__Task instructions__
Copy each record exactly as it reads, leaving out any pictures it holds.

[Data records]
= = = = = = =
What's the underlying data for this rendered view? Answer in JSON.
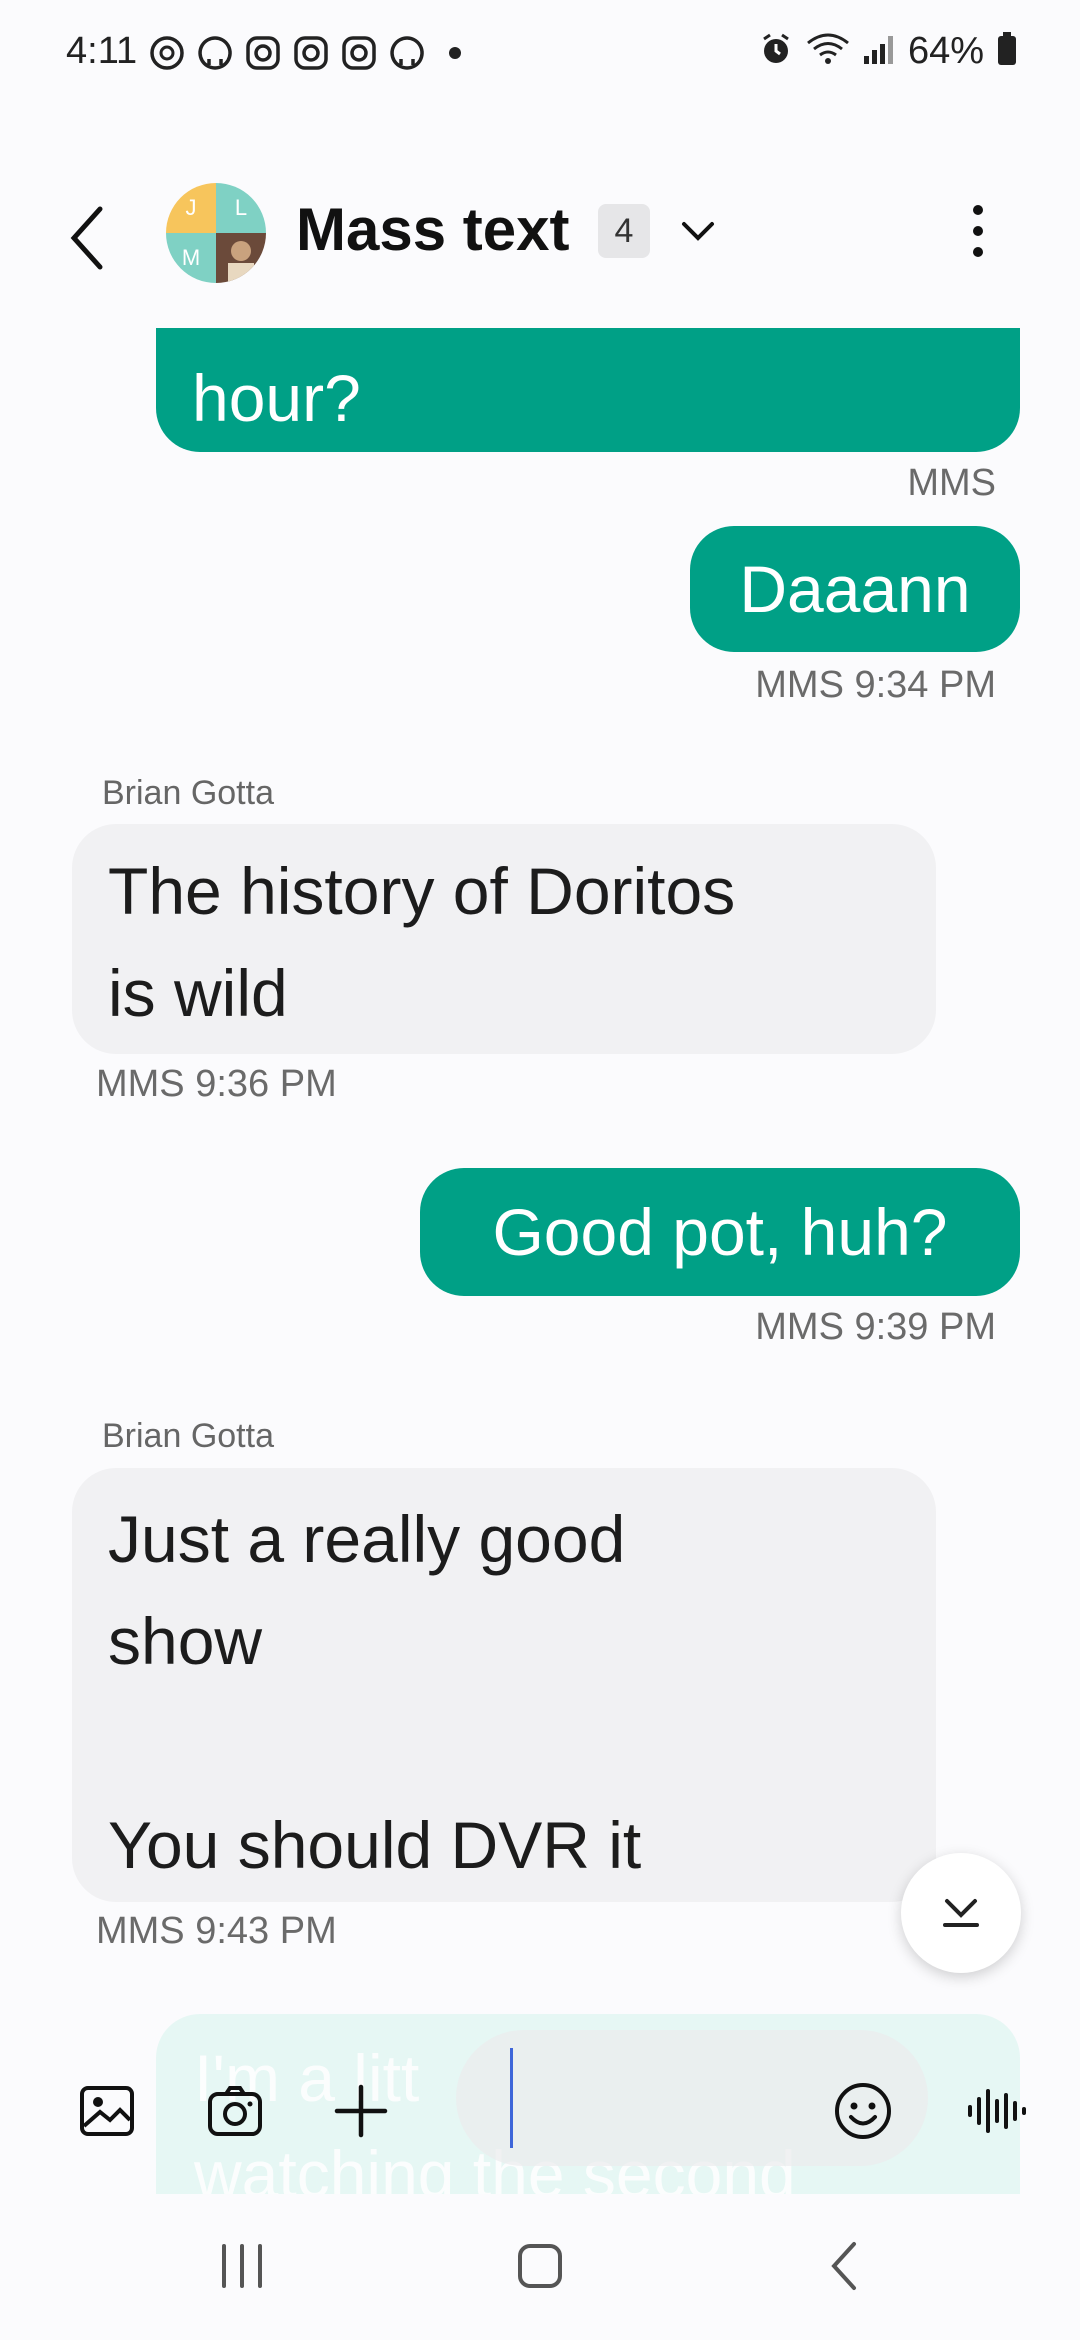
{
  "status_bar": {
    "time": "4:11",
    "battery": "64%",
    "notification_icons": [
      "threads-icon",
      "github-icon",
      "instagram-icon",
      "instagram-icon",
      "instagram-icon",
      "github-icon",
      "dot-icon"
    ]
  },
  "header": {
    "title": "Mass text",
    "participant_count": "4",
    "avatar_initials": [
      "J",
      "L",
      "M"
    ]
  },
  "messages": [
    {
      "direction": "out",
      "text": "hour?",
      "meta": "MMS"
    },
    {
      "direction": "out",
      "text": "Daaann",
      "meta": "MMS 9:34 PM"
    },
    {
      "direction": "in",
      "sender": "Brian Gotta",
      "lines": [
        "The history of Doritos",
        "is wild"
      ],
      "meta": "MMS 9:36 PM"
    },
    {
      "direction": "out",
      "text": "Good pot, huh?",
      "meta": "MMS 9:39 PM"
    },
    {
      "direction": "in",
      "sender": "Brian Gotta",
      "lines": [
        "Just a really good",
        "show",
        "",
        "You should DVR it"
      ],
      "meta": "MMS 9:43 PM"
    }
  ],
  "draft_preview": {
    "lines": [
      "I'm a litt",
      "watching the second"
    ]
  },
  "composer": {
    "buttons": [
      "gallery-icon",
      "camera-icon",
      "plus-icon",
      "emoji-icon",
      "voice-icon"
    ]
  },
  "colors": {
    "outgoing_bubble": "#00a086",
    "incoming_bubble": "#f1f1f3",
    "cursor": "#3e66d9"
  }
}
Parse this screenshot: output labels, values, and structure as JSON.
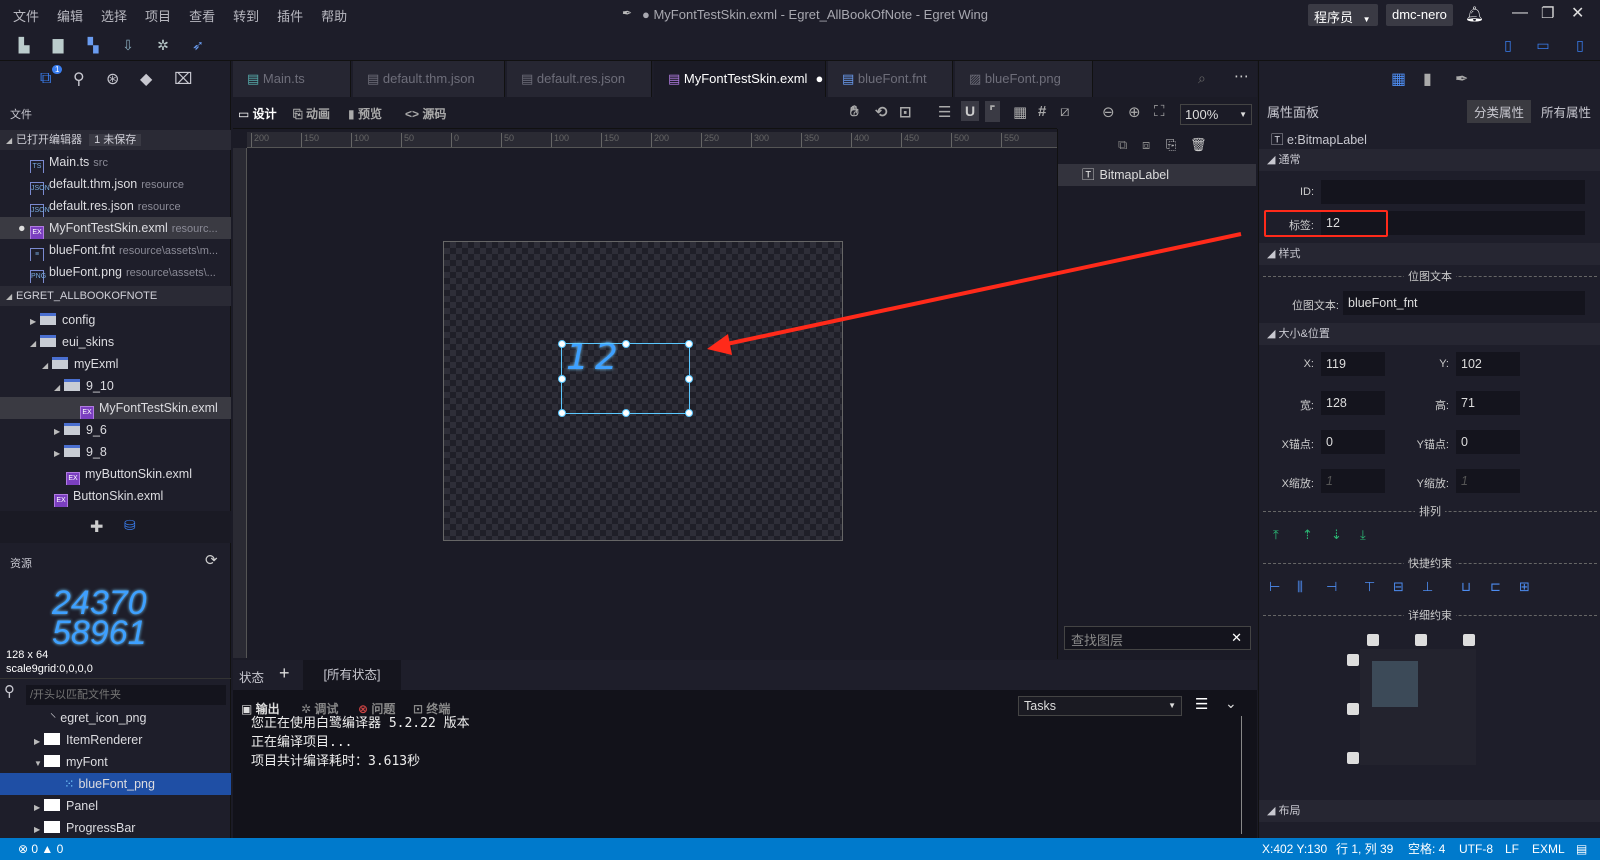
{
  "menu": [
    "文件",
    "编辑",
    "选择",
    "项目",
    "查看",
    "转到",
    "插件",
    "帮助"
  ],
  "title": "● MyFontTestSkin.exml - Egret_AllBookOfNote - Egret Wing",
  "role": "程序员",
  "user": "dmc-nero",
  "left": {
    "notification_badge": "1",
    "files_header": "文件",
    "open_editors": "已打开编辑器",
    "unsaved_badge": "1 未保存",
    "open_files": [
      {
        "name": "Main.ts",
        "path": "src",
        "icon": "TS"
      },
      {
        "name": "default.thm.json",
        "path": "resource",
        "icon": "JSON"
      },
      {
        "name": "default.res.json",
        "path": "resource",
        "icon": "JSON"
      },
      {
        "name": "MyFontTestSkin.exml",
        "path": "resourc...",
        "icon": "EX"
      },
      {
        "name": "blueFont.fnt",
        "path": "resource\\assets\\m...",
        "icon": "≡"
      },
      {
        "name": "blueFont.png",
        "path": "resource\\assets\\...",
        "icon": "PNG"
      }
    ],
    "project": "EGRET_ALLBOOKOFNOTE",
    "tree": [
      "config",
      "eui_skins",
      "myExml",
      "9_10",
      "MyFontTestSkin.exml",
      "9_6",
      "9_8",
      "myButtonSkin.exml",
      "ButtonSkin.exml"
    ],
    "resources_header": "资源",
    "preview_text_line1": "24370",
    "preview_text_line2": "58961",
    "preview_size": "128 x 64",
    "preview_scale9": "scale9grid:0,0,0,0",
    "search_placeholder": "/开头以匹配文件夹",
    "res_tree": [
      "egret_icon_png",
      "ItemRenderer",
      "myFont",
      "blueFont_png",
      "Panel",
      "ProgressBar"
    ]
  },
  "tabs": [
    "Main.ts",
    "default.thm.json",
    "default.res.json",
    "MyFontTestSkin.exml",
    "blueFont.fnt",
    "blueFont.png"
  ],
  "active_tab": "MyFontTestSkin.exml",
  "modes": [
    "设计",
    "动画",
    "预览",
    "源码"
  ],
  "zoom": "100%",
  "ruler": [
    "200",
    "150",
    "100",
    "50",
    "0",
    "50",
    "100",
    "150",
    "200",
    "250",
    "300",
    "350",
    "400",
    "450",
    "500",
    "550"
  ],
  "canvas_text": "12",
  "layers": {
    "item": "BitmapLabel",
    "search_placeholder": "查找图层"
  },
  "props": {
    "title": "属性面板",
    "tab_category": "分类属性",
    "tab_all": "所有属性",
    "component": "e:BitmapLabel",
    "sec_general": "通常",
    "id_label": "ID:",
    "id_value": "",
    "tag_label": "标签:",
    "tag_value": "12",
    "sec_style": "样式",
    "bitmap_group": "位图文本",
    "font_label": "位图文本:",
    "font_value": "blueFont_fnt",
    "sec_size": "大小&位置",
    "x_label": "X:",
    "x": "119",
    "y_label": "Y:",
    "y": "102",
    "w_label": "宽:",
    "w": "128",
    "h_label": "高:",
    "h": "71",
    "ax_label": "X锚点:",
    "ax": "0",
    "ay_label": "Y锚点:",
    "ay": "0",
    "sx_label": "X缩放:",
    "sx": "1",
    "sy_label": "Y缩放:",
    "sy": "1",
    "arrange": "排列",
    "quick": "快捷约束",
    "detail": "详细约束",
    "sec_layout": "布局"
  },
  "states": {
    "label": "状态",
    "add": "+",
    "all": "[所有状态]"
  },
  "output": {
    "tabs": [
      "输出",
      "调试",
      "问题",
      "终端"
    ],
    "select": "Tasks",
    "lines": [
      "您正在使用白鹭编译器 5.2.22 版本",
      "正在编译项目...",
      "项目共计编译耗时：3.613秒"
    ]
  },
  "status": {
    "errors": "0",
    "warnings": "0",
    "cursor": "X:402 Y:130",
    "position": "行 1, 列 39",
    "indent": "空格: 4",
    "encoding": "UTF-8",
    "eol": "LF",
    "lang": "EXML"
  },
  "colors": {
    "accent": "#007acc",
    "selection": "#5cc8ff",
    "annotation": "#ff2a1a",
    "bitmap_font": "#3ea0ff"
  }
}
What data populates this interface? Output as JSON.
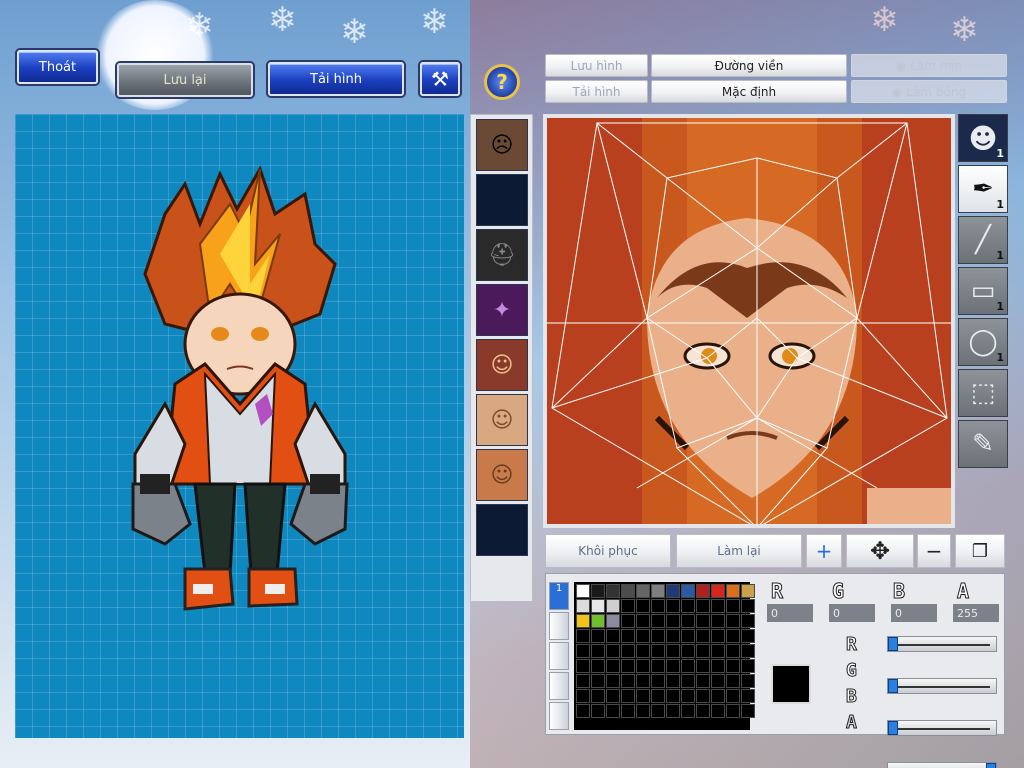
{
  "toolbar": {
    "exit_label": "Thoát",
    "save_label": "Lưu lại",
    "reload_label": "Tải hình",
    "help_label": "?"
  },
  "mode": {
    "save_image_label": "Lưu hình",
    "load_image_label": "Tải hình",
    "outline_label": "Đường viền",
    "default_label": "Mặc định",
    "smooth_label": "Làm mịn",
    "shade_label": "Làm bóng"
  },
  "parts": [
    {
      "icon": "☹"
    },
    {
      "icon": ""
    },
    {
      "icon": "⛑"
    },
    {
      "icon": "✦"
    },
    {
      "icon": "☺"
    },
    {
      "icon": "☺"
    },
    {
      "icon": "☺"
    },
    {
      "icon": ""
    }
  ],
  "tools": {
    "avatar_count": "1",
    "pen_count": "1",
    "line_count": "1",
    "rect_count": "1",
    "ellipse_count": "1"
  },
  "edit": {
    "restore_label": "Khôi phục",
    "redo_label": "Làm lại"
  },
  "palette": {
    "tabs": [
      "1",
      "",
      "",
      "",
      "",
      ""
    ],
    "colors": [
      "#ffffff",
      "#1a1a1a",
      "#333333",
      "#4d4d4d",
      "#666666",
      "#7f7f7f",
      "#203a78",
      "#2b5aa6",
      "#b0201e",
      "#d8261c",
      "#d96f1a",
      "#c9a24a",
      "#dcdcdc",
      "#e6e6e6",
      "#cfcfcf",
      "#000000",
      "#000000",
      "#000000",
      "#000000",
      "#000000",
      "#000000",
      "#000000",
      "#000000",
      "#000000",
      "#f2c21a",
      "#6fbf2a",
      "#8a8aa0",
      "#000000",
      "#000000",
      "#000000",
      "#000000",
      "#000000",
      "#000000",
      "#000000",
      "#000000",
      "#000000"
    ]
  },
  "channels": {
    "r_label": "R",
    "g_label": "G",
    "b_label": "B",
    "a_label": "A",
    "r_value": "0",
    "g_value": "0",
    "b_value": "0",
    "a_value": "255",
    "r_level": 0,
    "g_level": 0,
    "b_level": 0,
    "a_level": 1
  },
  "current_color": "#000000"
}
= = = = = = =
__Result__
What's the underlying data for this rendered view? Answer in JSON.
{
  "status_bar": {
    "time": "4:11",
    "battery": "64%",
    "notification_icons": [
      "threads-icon",
      "github-icon",
      "instagram-icon",
      "instagram-icon",
      "instagram-icon",
      "github-icon",
      "dot-icon"
    ]
  },
  "header": {
    "title": "Mass text",
    "participant_count": "4",
    "avatar_initials": [
      "J",
      "L",
      "M"
    ]
  },
  "messages": [
    {
      "direction": "out",
      "text": "hour?",
      "meta": "MMS"
    },
    {
      "direction": "out",
      "text": "Daaann",
      "meta": "MMS 9:34 PM"
    },
    {
      "direction": "in",
      "sender": "Brian Gotta",
      "lines": [
        "The history of Doritos",
        "is wild"
      ],
      "meta": "MMS 9:36 PM"
    },
    {
      "direction": "out",
      "text": "Good pot, huh?",
      "meta": "MMS 9:39 PM"
    },
    {
      "direction": "in",
      "sender": "Brian Gotta",
      "lines": [
        "Just a really good",
        "show",
        "",
        "You should DVR it"
      ],
      "meta": "MMS 9:43 PM"
    }
  ],
  "draft_preview": {
    "lines": [
      "I'm a litt",
      "watching the second"
    ]
  },
  "composer": {
    "buttons": [
      "gallery-icon",
      "camera-icon",
      "plus-icon",
      "emoji-icon",
      "voice-icon"
    ]
  },
  "colors": {
    "outgoing_bubble": "#00a086",
    "incoming_bubble": "#f1f1f3",
    "cursor": "#3e66d9"
  }
}
Parse this screenshot: output labels, values, and structure as JSON.
{
  "menu": [
    "文件",
    "编辑",
    "选择",
    "项目",
    "查看",
    "转到",
    "插件",
    "帮助"
  ],
  "title": "● MyFontTestSkin.exml - Egret_AllBookOfNote - Egret Wing",
  "role": "程序员",
  "user": "dmc-nero",
  "left": {
    "notification_badge": "1",
    "files_header": "文件",
    "open_editors": "已打开编辑器",
    "unsaved_badge": "1 未保存",
    "open_files": [
      {
        "name": "Main.ts",
        "path": "src",
        "icon": "TS"
      },
      {
        "name": "default.thm.json",
        "path": "resource",
        "icon": "JSON"
      },
      {
        "name": "default.res.json",
        "path": "resource",
        "icon": "JSON"
      },
      {
        "name": "MyFontTestSkin.exml",
        "path": "resourc...",
        "icon": "EX"
      },
      {
        "name": "blueFont.fnt",
        "path": "resource\\assets\\m...",
        "icon": "≡"
      },
      {
        "name": "blueFont.png",
        "path": "resource\\assets\\...",
        "icon": "PNG"
      }
    ],
    "project": "EGRET_ALLBOOKOFNOTE",
    "tree": [
      "config",
      "eui_skins",
      "myExml",
      "9_10",
      "MyFontTestSkin.exml",
      "9_6",
      "9_8",
      "myButtonSkin.exml",
      "ButtonSkin.exml"
    ],
    "resources_header": "资源",
    "preview_text_line1": "24370",
    "preview_text_line2": "58961",
    "preview_size": "128 x 64",
    "preview_scale9": "scale9grid:0,0,0,0",
    "search_placeholder": "/开头以匹配文件夹",
    "res_tree": [
      "egret_icon_png",
      "ItemRenderer",
      "myFont",
      "blueFont_png",
      "Panel",
      "ProgressBar"
    ]
  },
  "tabs": [
    "Main.ts",
    "default.thm.json",
    "default.res.json",
    "MyFontTestSkin.exml",
    "blueFont.fnt",
    "blueFont.png"
  ],
  "active_tab": "MyFontTestSkin.exml",
  "modes": [
    "设计",
    "动画",
    "预览",
    "源码"
  ],
  "zoom": "100%",
  "ruler": [
    "200",
    "150",
    "100",
    "50",
    "0",
    "50",
    "100",
    "150",
    "200",
    "250",
    "300",
    "350",
    "400",
    "450",
    "500",
    "550"
  ],
  "canvas_text": "12",
  "layers": {
    "item": "BitmapLabel",
    "search_placeholder": "查找图层"
  },
  "props": {
    "title": "属性面板",
    "tab_category": "分类属性",
    "tab_all": "所有属性",
    "component": "e:BitmapLabel",
    "sec_general": "通常",
    "id_label": "ID:",
    "id_value": "",
    "tag_label": "标签:",
    "tag_value": "12",
    "sec_style": "样式",
    "bitmap_group": "位图文本",
    "font_label": "位图文本:",
    "font_value": "blueFont_fnt",
    "sec_size": "大小&位置",
    "x_label": "X:",
    "x": "119",
    "y_label": "Y:",
    "y": "102",
    "w_label": "宽:",
    "w": "128",
    "h_label": "高:",
    "h": "71",
    "ax_label": "X锚点:",
    "ax": "0",
    "ay_label": "Y锚点:",
    "ay": "0",
    "sx_label": "X缩放:",
    "sx": "1",
    "sy_label": "Y缩放:",
    "sy": "1",
    "arrange": "排列",
    "quick": "快捷约束",
    "detail": "详细约束",
    "sec_layout": "布局"
  },
  "states": {
    "label": "状态",
    "add": "+",
    "all": "[所有状态]"
  },
  "output": {
    "tabs": [
      "输出",
      "调试",
      "问题",
      "终端"
    ],
    "select": "Tasks",
    "lines": [
      "您正在使用白鹭编译器 5.2.22 版本",
      "正在编译项目...",
      "项目共计编译耗时：3.613秒"
    ]
  },
  "status": {
    "errors": "0",
    "warnings": "0",
    "cursor": "X:402 Y:130",
    "position": "行 1, 列 39",
    "indent": "空格: 4",
    "encoding": "UTF-8",
    "eol": "LF",
    "lang": "EXML"
  },
  "colors": {
    "accent": "#007acc",
    "selection": "#5cc8ff",
    "annotation": "#ff2a1a",
    "bitmap_font": "#3ea0ff"
  }
}
What data populates this interface? Output as JSON.
{
  "toolbar": {
    "exit_label": "Thoát",
    "save_label": "Lưu lại",
    "reload_label": "Tải hình",
    "help_label": "?"
  },
  "mode": {
    "save_image_label": "Lưu hình",
    "load_image_label": "Tải hình",
    "outline_label": "Đường viền",
    "default_label": "Mặc định",
    "smooth_label": "Làm mịn",
    "shade_label": "Làm bóng"
  },
  "parts": [
    {
      "icon": "☹"
    },
    {
      "icon": ""
    },
    {
      "icon": "⛑"
    },
    {
      "icon": "✦"
    },
    {
      "icon": "☺"
    },
    {
      "icon": "☺"
    },
    {
      "icon": "☺"
    },
    {
      "icon": ""
    }
  ],
  "tools": {
    "avatar_count": "1",
    "pen_count": "1",
    "line_count": "1",
    "rect_count": "1",
    "ellipse_count": "1"
  },
  "edit": {
    "restore_label": "Khôi phục",
    "redo_label": "Làm lại"
  },
  "palette": {
    "tabs": [
      "1",
      "",
      "",
      "",
      "",
      ""
    ],
    "colors": [
      "#ffffff",
      "#1a1a1a",
      "#333333",
      "#4d4d4d",
      "#666666",
      "#7f7f7f",
      "#203a78",
      "#2b5aa6",
      "#b0201e",
      "#d8261c",
      "#d96f1a",
      "#c9a24a",
      "#dcdcdc",
      "#e6e6e6",
      "#cfcfcf",
      "#000000",
      "#000000",
      "#000000",
      "#000000",
      "#000000",
      "#000000",
      "#000000",
      "#000000",
      "#000000",
      "#f2c21a",
      "#6fbf2a",
      "#8a8aa0",
      "#000000",
      "#000000",
      "#000000",
      "#000000",
      "#000000",
      "#000000",
      "#000000",
      "#000000",
      "#000000"
    ]
  },
  "channels": {
    "r_label": "R",
    "g_label": "G",
    "b_label": "B",
    "a_label": "A",
    "r_value": "0",
    "g_value": "0",
    "b_value": "0",
    "a_value": "255",
    "r_level": 0,
    "g_level": 0,
    "b_level": 0,
    "a_level": 1
  },
  "current_color": "#000000"
}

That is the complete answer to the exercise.